**Task statement:** Extract the text of each entry below exactly, leaving every image behind.

--- Material supplied ---

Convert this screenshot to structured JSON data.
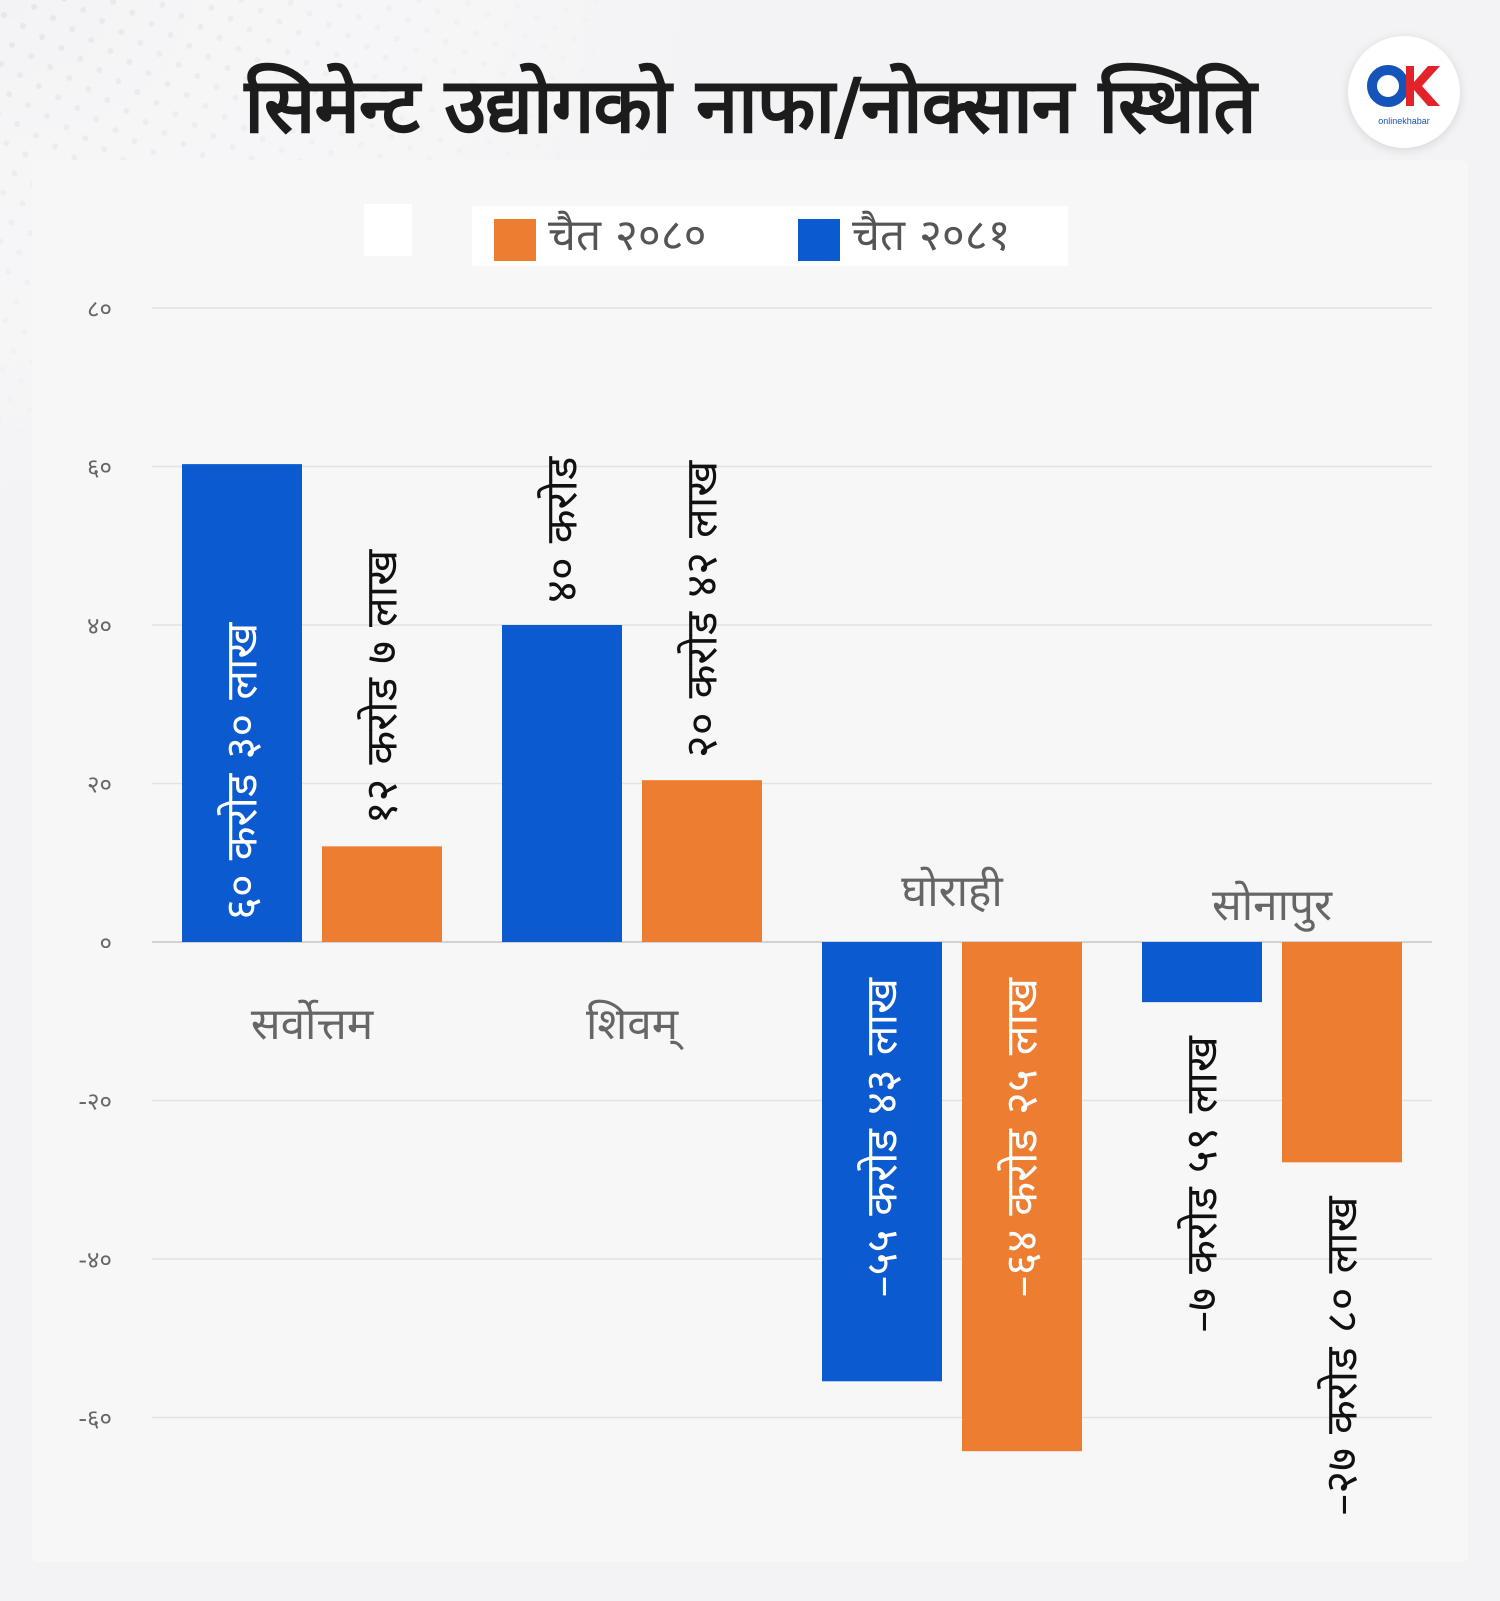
{
  "title": "सिमेन्ट उद्योगको नाफा/नोक्सान स्थिति",
  "logo": {
    "text": "onlinekhabar",
    "colors": {
      "o": "#1554b8",
      "k": "#e3232a"
    }
  },
  "legend": [
    {
      "label": "चैत २०८०",
      "color": "#ed7d31"
    },
    {
      "label": "चैत २०८१",
      "color": "#0b5ad0"
    }
  ],
  "chart_data": {
    "type": "bar",
    "title": "सिमेन्ट उद्योगको नाफा/नोक्सान स्थिति",
    "categories": [
      "सर्वोत्तम",
      "शिवम्",
      "घोराही",
      "सोनापुर"
    ],
    "series": [
      {
        "name": "चैत २०८१",
        "color": "#0b5ad0",
        "values": [
          60.3,
          40,
          -55.43,
          -7.59
        ],
        "labels": [
          "६० करोड ३० लाख",
          "४० करोड",
          "–५५ करोड ४३ लाख",
          "–७ करोड ५९ लाख"
        ]
      },
      {
        "name": "चैत २०८०",
        "color": "#ed7d31",
        "values": [
          12.07,
          20.42,
          -64.25,
          -27.8
        ],
        "labels": [
          "१२ करोड ७ लाख",
          "२० करोड ४२ लाख",
          "–६४ करोड २५ लाख",
          "–२७ करोड ८० लाख"
        ]
      }
    ],
    "yticks": [
      80,
      60,
      40,
      20,
      0,
      -20,
      -40,
      -60
    ],
    "ytick_labels": [
      "८०",
      "६०",
      "४०",
      "२०",
      "०",
      "-२०",
      "-४०",
      "-६०"
    ],
    "ylim": [
      -60,
      80
    ],
    "grid": true,
    "legend_position": "top-center"
  }
}
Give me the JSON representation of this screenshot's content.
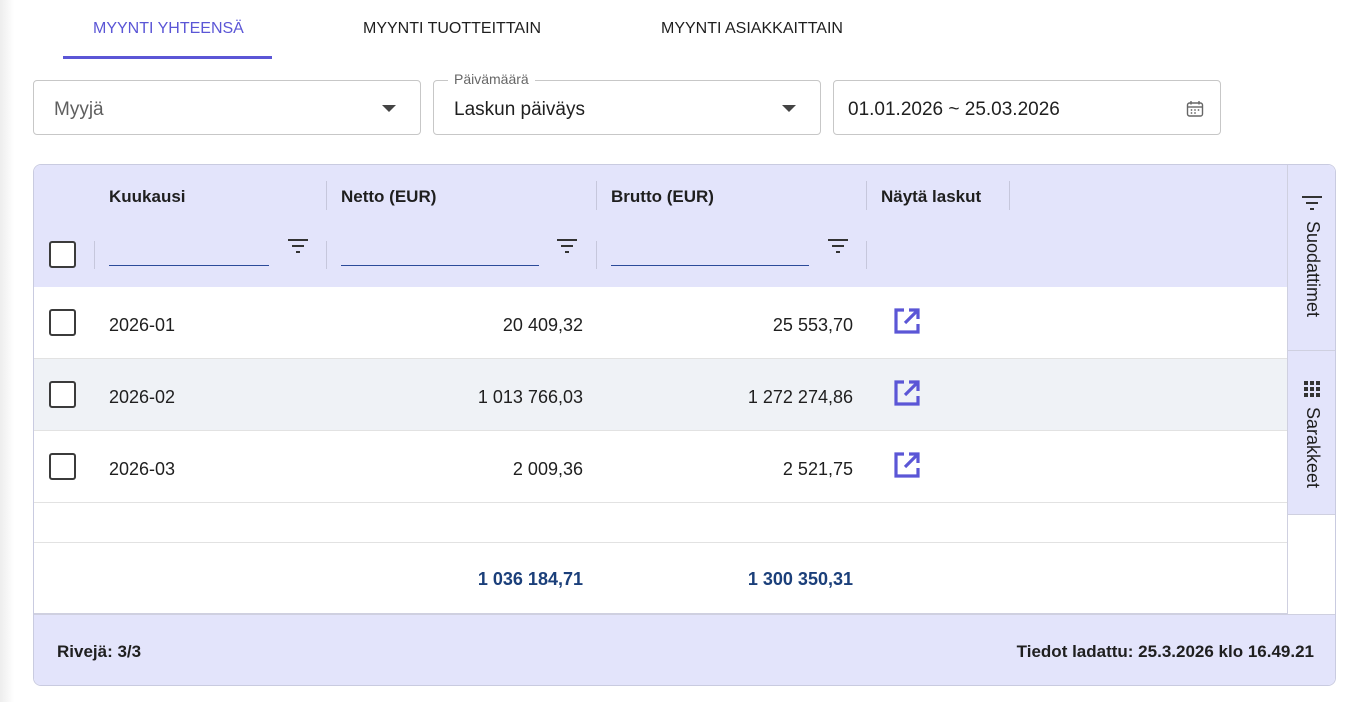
{
  "tabs": [
    {
      "label": "MYYNTI YHTEENSÄ",
      "active": true
    },
    {
      "label": "MYYNTI TUOTTEITTAIN",
      "active": false
    },
    {
      "label": "MYYNTI ASIAKKAITTAIN",
      "active": false
    }
  ],
  "filters": {
    "seller": {
      "placeholder": "Myyjä"
    },
    "date_type": {
      "legend": "Päivämäärä",
      "value": "Laskun päiväys"
    },
    "date_range": {
      "value": "01.01.2026 ~ 25.03.2026"
    }
  },
  "grid": {
    "columns": [
      "Kuukausi",
      "Netto (EUR)",
      "Brutto (EUR)",
      "Näytä laskut"
    ],
    "rows": [
      {
        "month": "2026-01",
        "net": "20 409,32",
        "gross": "25 553,70"
      },
      {
        "month": "2026-02",
        "net": "1 013 766,03",
        "gross": "1 272 274,86"
      },
      {
        "month": "2026-03",
        "net": "2 009,36",
        "gross": "2 521,75"
      }
    ],
    "totals": {
      "net": "1 036 184,71",
      "gross": "1 300 350,31"
    },
    "footer": {
      "rows": "Rivejä: 3/3",
      "loaded": "Tiedot ladattu: 25.3.2026 klo 16.49.21"
    },
    "side": {
      "filters_label": "Suodattimet",
      "columns_label": "Sarakkeet"
    }
  },
  "colors": {
    "accent": "#5b56d6",
    "header_bg": "#e3e4fb",
    "totals_text": "#1b3f7a"
  },
  "icons": [
    "caret-down-icon",
    "calendar-icon",
    "filter-icon",
    "open-in-new-icon",
    "grid-icon"
  ]
}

---

**Written reply:**
Convert this screenshot to structured JSON data.
{
  "title": "सिमेन्ट उद्योगको नाफा/नोक्सान स्थिति",
  "logo": {
    "text": "onlinekhabar",
    "colors": {
      "o": "#1554b8",
      "k": "#e3232a"
    }
  },
  "legend": [
    {
      "label": "चैत २०८०",
      "color": "#ed7d31"
    },
    {
      "label": "चैत २०८१",
      "color": "#0b5ad0"
    }
  ],
  "chart_data": {
    "type": "bar",
    "title": "सिमेन्ट उद्योगको नाफा/नोक्सान स्थिति",
    "categories": [
      "सर्वोत्तम",
      "शिवम्",
      "घोराही",
      "सोनापुर"
    ],
    "series": [
      {
        "name": "चैत २०८१",
        "color": "#0b5ad0",
        "values": [
          60.3,
          40,
          -55.43,
          -7.59
        ],
        "labels": [
          "६० करोड ३० लाख",
          "४० करोड",
          "–५५ करोड ४३ लाख",
          "–७ करोड ५९ लाख"
        ]
      },
      {
        "name": "चैत २०८०",
        "color": "#ed7d31",
        "values": [
          12.07,
          20.42,
          -64.25,
          -27.8
        ],
        "labels": [
          "१२ करोड ७ लाख",
          "२० करोड ४२ लाख",
          "–६४ करोड २५ लाख",
          "–२७ करोड ८० लाख"
        ]
      }
    ],
    "yticks": [
      80,
      60,
      40,
      20,
      0,
      -20,
      -40,
      -60
    ],
    "ytick_labels": [
      "८०",
      "६०",
      "४०",
      "२०",
      "०",
      "-२०",
      "-४०",
      "-६०"
    ],
    "ylim": [
      -60,
      80
    ],
    "grid": true,
    "legend_position": "top-center"
  }
}
Give me the JSON representation of this screenshot's content.
{
  "tabs": [
    {
      "label": "MYYNTI YHTEENSÄ",
      "active": true
    },
    {
      "label": "MYYNTI TUOTTEITTAIN",
      "active": false
    },
    {
      "label": "MYYNTI ASIAKKAITTAIN",
      "active": false
    }
  ],
  "filters": {
    "seller": {
      "placeholder": "Myyjä"
    },
    "date_type": {
      "legend": "Päivämäärä",
      "value": "Laskun päiväys"
    },
    "date_range": {
      "value": "01.01.2026 ~ 25.03.2026"
    }
  },
  "grid": {
    "columns": [
      "Kuukausi",
      "Netto (EUR)",
      "Brutto (EUR)",
      "Näytä laskut"
    ],
    "rows": [
      {
        "month": "2026-01",
        "net": "20 409,32",
        "gross": "25 553,70"
      },
      {
        "month": "2026-02",
        "net": "1 013 766,03",
        "gross": "1 272 274,86"
      },
      {
        "month": "2026-03",
        "net": "2 009,36",
        "gross": "2 521,75"
      }
    ],
    "totals": {
      "net": "1 036 184,71",
      "gross": "1 300 350,31"
    },
    "footer": {
      "rows": "Rivejä: 3/3",
      "loaded": "Tiedot ladattu: 25.3.2026 klo 16.49.21"
    },
    "side": {
      "filters_label": "Suodattimet",
      "columns_label": "Sarakkeet"
    }
  },
  "colors": {
    "accent": "#5b56d6",
    "header_bg": "#e3e4fb",
    "totals_text": "#1b3f7a"
  },
  "icons": [
    "caret-down-icon",
    "calendar-icon",
    "filter-icon",
    "open-in-new-icon",
    "grid-icon"
  ]
}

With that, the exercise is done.